**Required work**
Gather the lines below that include the string "screenshot", copying each in full.

**Data for this task**
↓

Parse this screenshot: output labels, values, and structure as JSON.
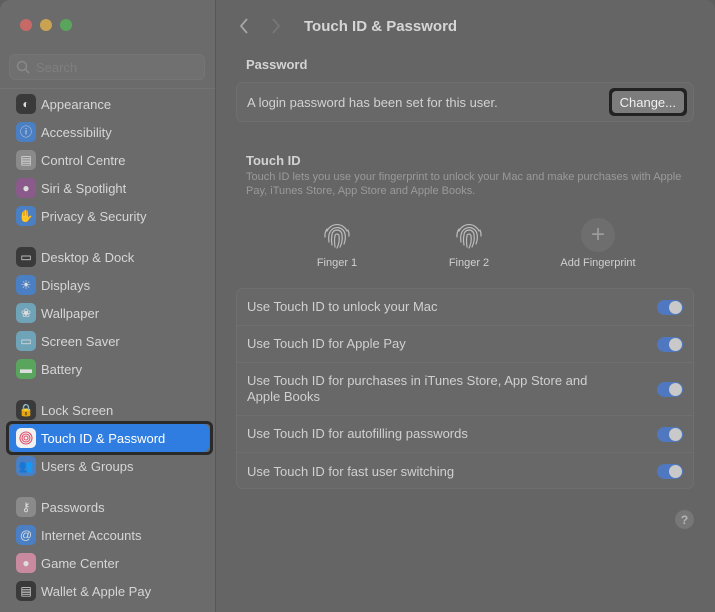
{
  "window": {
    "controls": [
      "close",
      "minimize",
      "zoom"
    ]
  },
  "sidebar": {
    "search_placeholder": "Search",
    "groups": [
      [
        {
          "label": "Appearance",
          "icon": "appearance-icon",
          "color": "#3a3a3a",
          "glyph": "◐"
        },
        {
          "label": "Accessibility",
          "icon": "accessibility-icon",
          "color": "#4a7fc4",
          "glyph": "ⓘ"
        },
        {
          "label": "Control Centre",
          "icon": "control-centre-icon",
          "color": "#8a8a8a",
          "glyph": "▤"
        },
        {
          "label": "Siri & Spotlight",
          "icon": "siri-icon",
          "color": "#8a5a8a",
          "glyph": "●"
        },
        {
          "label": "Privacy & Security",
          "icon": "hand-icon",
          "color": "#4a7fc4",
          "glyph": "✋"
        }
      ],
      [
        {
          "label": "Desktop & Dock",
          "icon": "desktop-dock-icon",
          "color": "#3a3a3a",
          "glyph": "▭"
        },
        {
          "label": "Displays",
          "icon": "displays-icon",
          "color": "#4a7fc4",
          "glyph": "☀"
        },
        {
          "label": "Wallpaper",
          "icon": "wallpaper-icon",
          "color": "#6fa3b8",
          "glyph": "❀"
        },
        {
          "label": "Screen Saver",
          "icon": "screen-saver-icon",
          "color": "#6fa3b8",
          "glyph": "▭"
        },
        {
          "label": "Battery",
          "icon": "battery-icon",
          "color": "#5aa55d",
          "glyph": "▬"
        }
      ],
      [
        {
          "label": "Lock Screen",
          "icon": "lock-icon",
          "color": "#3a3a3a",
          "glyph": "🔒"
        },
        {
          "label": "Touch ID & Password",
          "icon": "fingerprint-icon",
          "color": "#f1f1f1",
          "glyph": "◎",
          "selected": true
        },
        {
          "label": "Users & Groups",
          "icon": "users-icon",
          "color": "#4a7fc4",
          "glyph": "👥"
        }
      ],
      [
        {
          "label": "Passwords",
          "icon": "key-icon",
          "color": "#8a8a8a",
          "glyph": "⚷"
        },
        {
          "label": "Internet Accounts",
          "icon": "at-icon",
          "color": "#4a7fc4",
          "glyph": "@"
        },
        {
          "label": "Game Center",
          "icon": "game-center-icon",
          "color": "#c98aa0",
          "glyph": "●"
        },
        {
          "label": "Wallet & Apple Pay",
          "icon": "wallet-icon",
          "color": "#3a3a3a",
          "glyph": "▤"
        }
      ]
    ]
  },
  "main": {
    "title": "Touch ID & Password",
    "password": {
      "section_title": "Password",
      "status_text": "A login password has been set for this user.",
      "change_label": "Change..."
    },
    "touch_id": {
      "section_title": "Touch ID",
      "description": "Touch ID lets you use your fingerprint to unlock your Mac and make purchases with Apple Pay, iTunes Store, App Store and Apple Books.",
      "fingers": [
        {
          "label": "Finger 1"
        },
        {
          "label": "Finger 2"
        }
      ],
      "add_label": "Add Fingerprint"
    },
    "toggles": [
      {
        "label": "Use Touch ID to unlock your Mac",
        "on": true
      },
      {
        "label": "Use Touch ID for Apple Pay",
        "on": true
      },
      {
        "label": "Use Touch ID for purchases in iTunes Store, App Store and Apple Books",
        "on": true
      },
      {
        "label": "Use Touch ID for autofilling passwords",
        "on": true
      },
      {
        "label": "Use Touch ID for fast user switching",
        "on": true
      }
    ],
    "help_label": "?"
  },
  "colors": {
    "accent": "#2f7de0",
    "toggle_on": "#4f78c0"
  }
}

↑
↓

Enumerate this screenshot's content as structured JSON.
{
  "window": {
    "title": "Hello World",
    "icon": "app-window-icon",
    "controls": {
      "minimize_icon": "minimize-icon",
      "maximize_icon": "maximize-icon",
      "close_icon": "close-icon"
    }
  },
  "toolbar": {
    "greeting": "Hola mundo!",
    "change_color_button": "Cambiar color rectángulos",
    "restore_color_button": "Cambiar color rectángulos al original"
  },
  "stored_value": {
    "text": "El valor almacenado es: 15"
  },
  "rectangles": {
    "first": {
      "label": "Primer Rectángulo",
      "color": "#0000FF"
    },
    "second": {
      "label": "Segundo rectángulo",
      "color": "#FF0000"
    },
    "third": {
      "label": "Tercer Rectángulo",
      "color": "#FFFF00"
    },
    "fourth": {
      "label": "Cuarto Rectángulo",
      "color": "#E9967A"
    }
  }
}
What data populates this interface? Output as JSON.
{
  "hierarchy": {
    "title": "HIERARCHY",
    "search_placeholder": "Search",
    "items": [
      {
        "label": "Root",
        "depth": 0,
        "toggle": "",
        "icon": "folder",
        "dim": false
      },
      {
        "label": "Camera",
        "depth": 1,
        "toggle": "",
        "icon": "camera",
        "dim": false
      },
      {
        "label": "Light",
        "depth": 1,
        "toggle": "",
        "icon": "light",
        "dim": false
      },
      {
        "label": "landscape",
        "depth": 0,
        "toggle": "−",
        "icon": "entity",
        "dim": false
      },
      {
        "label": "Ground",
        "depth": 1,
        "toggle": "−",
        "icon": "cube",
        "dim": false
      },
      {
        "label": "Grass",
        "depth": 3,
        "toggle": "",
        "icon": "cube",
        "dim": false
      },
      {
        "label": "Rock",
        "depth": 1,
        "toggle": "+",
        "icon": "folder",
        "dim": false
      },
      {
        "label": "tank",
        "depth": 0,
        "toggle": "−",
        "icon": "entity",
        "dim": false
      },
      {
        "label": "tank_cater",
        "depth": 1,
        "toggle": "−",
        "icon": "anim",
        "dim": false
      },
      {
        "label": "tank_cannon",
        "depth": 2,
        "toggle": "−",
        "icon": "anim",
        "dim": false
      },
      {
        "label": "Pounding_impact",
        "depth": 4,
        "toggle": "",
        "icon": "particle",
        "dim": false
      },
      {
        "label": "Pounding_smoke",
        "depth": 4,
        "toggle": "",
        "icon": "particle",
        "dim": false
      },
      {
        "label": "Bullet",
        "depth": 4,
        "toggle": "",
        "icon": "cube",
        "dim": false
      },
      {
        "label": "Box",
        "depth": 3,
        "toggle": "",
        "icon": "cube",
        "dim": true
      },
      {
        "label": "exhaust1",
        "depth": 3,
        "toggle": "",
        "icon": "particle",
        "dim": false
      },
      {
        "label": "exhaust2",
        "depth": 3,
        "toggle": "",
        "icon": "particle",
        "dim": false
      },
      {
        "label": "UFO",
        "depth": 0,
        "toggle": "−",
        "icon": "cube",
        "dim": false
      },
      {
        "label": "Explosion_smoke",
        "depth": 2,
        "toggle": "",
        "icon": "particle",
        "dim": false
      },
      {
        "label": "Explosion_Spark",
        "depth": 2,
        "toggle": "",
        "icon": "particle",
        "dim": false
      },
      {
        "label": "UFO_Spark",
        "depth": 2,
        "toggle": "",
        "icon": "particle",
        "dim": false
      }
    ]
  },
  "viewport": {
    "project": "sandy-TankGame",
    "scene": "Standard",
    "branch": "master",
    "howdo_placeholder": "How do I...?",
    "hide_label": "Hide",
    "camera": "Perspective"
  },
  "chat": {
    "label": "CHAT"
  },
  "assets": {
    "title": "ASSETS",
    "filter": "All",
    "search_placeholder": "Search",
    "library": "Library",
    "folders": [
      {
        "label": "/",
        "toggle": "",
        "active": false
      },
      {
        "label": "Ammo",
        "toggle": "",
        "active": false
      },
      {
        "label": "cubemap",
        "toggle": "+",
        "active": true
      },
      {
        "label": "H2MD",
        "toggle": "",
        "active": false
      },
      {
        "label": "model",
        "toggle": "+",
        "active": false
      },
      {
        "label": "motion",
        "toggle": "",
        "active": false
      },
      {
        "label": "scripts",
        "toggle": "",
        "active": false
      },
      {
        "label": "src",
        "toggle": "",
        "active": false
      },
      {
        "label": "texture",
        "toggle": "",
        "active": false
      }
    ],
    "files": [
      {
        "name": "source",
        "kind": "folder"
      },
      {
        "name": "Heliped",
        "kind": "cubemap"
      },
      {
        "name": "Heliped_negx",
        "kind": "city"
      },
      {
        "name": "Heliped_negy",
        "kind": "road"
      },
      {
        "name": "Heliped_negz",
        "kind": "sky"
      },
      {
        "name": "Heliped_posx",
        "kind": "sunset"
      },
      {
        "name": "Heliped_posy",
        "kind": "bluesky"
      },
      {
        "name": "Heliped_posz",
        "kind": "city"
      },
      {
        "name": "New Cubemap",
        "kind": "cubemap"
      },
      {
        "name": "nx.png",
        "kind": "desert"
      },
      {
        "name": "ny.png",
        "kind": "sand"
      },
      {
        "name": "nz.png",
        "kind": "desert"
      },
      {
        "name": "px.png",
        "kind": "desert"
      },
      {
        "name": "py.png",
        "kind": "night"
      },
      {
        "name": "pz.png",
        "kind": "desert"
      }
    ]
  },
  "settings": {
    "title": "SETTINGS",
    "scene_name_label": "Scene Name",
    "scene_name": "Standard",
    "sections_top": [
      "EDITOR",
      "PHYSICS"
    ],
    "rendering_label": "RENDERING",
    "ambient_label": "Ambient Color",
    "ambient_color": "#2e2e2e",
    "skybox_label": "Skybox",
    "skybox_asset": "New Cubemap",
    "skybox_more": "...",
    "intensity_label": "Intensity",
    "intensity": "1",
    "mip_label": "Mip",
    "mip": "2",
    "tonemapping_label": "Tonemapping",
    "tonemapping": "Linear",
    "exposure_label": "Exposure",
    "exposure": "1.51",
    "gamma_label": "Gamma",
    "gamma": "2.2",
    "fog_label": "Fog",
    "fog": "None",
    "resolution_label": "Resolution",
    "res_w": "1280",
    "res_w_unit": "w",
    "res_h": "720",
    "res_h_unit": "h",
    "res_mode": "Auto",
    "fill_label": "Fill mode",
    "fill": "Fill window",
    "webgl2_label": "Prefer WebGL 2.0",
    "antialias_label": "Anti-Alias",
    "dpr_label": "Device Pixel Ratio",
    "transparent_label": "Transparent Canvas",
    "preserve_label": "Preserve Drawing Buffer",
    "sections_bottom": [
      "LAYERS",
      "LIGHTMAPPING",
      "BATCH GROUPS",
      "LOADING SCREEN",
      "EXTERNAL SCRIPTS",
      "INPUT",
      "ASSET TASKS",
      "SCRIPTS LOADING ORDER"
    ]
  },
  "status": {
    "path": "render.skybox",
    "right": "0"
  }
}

↑

**Expected answer**
Parse this screenshot: output labels, values, and structure as JSON.
Enumerate this screenshot's content as structured JSON.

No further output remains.